| Records |
·····

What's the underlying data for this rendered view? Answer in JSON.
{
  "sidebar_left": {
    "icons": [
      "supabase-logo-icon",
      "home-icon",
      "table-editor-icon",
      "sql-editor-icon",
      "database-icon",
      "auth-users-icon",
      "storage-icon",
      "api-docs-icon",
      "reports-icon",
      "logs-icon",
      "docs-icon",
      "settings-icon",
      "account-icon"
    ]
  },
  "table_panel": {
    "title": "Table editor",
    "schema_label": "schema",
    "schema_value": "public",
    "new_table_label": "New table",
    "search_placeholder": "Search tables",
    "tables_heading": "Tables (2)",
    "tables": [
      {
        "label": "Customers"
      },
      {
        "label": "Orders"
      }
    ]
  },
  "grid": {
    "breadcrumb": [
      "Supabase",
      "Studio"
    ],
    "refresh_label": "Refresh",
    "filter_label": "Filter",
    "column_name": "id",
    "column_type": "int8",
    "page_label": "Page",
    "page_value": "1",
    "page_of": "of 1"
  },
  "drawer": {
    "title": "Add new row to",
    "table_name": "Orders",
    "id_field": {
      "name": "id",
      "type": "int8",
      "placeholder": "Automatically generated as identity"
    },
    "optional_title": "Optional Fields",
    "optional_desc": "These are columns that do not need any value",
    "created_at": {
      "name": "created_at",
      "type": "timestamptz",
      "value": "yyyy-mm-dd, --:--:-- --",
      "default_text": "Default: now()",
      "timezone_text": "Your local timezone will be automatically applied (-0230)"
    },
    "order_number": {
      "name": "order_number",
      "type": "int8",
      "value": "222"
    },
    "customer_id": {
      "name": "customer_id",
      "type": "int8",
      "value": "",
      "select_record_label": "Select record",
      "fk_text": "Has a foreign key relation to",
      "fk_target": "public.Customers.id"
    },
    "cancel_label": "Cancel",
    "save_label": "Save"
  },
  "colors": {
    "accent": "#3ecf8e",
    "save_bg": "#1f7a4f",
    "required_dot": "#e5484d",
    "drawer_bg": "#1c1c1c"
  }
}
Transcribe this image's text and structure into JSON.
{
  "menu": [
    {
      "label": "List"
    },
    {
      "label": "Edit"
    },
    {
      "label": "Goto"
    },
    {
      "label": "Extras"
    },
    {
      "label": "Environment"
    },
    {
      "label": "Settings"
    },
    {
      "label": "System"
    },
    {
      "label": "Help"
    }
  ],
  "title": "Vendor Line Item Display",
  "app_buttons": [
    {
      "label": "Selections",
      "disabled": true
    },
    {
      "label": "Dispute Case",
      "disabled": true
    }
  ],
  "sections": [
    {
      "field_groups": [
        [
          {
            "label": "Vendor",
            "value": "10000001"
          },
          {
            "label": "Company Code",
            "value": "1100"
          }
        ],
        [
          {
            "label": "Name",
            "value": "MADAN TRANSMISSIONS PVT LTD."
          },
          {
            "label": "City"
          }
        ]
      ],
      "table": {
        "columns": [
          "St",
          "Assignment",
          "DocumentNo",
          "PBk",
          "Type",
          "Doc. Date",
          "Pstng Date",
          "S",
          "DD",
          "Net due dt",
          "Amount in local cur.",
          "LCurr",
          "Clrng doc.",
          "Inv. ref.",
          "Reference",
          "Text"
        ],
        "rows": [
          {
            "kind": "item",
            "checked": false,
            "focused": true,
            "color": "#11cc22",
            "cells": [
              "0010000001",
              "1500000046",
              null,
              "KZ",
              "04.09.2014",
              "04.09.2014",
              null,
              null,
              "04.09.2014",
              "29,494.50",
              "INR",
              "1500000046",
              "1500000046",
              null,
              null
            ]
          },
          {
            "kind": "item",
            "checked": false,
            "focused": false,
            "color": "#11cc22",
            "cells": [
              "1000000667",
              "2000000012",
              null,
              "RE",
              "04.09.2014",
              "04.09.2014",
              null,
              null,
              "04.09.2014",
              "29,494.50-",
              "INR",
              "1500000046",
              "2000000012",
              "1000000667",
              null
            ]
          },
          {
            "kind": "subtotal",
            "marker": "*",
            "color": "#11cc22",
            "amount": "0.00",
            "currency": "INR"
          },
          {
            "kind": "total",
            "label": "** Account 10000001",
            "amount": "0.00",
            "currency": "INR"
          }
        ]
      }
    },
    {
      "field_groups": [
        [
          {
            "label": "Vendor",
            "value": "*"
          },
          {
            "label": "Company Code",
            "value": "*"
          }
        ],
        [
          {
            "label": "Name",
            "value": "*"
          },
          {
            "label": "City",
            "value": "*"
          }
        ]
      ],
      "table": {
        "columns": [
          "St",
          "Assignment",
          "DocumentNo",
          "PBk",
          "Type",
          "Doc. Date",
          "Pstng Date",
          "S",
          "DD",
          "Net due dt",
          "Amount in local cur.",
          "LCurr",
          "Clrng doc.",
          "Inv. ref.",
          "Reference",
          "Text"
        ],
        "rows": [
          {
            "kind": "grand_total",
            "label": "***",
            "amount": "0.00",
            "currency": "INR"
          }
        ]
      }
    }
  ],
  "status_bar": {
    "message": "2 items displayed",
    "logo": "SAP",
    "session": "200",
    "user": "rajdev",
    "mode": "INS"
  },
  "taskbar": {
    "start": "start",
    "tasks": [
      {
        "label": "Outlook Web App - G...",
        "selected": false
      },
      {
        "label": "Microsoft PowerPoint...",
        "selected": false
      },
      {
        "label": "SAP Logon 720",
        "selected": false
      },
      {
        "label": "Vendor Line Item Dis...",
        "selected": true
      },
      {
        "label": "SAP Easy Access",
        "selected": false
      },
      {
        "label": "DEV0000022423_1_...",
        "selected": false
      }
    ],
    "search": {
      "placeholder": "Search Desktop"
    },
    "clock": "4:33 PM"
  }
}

·····

| Problem |
Word for word, write out the data.

| Full output |
What's the underlying data for this rendered view? Answer in JSON.
{
  "sidebar_left": {
    "icons": [
      "supabase-logo-icon",
      "home-icon",
      "table-editor-icon",
      "sql-editor-icon",
      "database-icon",
      "auth-users-icon",
      "storage-icon",
      "api-docs-icon",
      "reports-icon",
      "logs-icon",
      "docs-icon",
      "settings-icon",
      "account-icon"
    ]
  },
  "table_panel": {
    "title": "Table editor",
    "schema_label": "schema",
    "schema_value": "public",
    "new_table_label": "New table",
    "search_placeholder": "Search tables",
    "tables_heading": "Tables (2)",
    "tables": [
      {
        "label": "Customers"
      },
      {
        "label": "Orders"
      }
    ]
  },
  "grid": {
    "breadcrumb": [
      "Supabase",
      "Studio"
    ],
    "refresh_label": "Refresh",
    "filter_label": "Filter",
    "column_name": "id",
    "column_type": "int8",
    "page_label": "Page",
    "page_value": "1",
    "page_of": "of 1"
  },
  "drawer": {
    "title": "Add new row to",
    "table_name": "Orders",
    "id_field": {
      "name": "id",
      "type": "int8",
      "placeholder": "Automatically generated as identity"
    },
    "optional_title": "Optional Fields",
    "optional_desc": "These are columns that do not need any value",
    "created_at": {
      "name": "created_at",
      "type": "timestamptz",
      "value": "yyyy-mm-dd, --:--:-- --",
      "default_text": "Default: now()",
      "timezone_text": "Your local timezone will be automatically applied (-0230)"
    },
    "order_number": {
      "name": "order_number",
      "type": "int8",
      "value": "222"
    },
    "customer_id": {
      "name": "customer_id",
      "type": "int8",
      "value": "",
      "select_record_label": "Select record",
      "fk_text": "Has a foreign key relation to",
      "fk_target": "public.Customers.id"
    },
    "cancel_label": "Cancel",
    "save_label": "Save"
  },
  "colors": {
    "accent": "#3ecf8e",
    "save_bg": "#1f7a4f",
    "required_dot": "#e5484d",
    "drawer_bg": "#1c1c1c"
  }
}
Transcribe this image's text and structure into JSON.
{
  "menu": [
    {
      "label": "List"
    },
    {
      "label": "Edit"
    },
    {
      "label": "Goto"
    },
    {
      "label": "Extras"
    },
    {
      "label": "Environment"
    },
    {
      "label": "Settings"
    },
    {
      "label": "System"
    },
    {
      "label": "Help"
    }
  ],
  "title": "Vendor Line Item Display",
  "app_buttons": [
    {
      "label": "Selections",
      "disabled": true
    },
    {
      "label": "Dispute Case",
      "disabled": true
    }
  ],
  "sections": [
    {
      "field_groups": [
        [
          {
            "label": "Vendor",
            "value": "10000001"
          },
          {
            "label": "Company Code",
            "value": "1100"
          }
        ],
        [
          {
            "label": "Name",
            "value": "MADAN TRANSMISSIONS PVT LTD."
          },
          {
            "label": "City"
          }
        ]
      ],
      "table": {
        "columns": [
          "St",
          "Assignment",
          "DocumentNo",
          "PBk",
          "Type",
          "Doc. Date",
          "Pstng Date",
          "S",
          "DD",
          "Net due dt",
          "Amount in local cur.",
          "LCurr",
          "Clrng doc.",
          "Inv. ref.",
          "Reference",
          "Text"
        ],
        "rows": [
          {
            "kind": "item",
            "checked": false,
            "focused": true,
            "color": "#11cc22",
            "cells": [
              "0010000001",
              "1500000046",
              null,
              "KZ",
              "04.09.2014",
              "04.09.2014",
              null,
              null,
              "04.09.2014",
              "29,494.50",
              "INR",
              "1500000046",
              "1500000046",
              null,
              null
            ]
          },
          {
            "kind": "item",
            "checked": false,
            "focused": false,
            "color": "#11cc22",
            "cells": [
              "1000000667",
              "2000000012",
              null,
              "RE",
              "04.09.2014",
              "04.09.2014",
              null,
              null,
              "04.09.2014",
              "29,494.50-",
              "INR",
              "1500000046",
              "2000000012",
              "1000000667",
              null
            ]
          },
          {
            "kind": "subtotal",
            "marker": "*",
            "color": "#11cc22",
            "amount": "0.00",
            "currency": "INR"
          },
          {
            "kind": "total",
            "label": "** Account 10000001",
            "amount": "0.00",
            "currency": "INR"
          }
        ]
      }
    },
    {
      "field_groups": [
        [
          {
            "label": "Vendor",
            "value": "*"
          },
          {
            "label": "Company Code",
            "value": "*"
          }
        ],
        [
          {
            "label": "Name",
            "value": "*"
          },
          {
            "label": "City",
            "value": "*"
          }
        ]
      ],
      "table": {
        "columns": [
          "St",
          "Assignment",
          "DocumentNo",
          "PBk",
          "Type",
          "Doc. Date",
          "Pstng Date",
          "S",
          "DD",
          "Net due dt",
          "Amount in local cur.",
          "LCurr",
          "Clrng doc.",
          "Inv. ref.",
          "Reference",
          "Text"
        ],
        "rows": [
          {
            "kind": "grand_total",
            "label": "***",
            "amount": "0.00",
            "currency": "INR"
          }
        ]
      }
    }
  ],
  "status_bar": {
    "message": "2 items displayed",
    "logo": "SAP",
    "session": "200",
    "user": "rajdev",
    "mode": "INS"
  },
  "taskbar": {
    "start": "start",
    "tasks": [
      {
        "label": "Outlook Web App - G...",
        "selected": false
      },
      {
        "label": "Microsoft PowerPoint...",
        "selected": false
      },
      {
        "label": "SAP Logon 720",
        "selected": false
      },
      {
        "label": "Vendor Line Item Dis...",
        "selected": true
      },
      {
        "label": "SAP Easy Access",
        "selected": false
      },
      {
        "label": "DEV0000022423_1_...",
        "selected": false
      }
    ],
    "search": {
      "placeholder": "Search Desktop"
    },
    "clock": "4:33 PM"
  }
}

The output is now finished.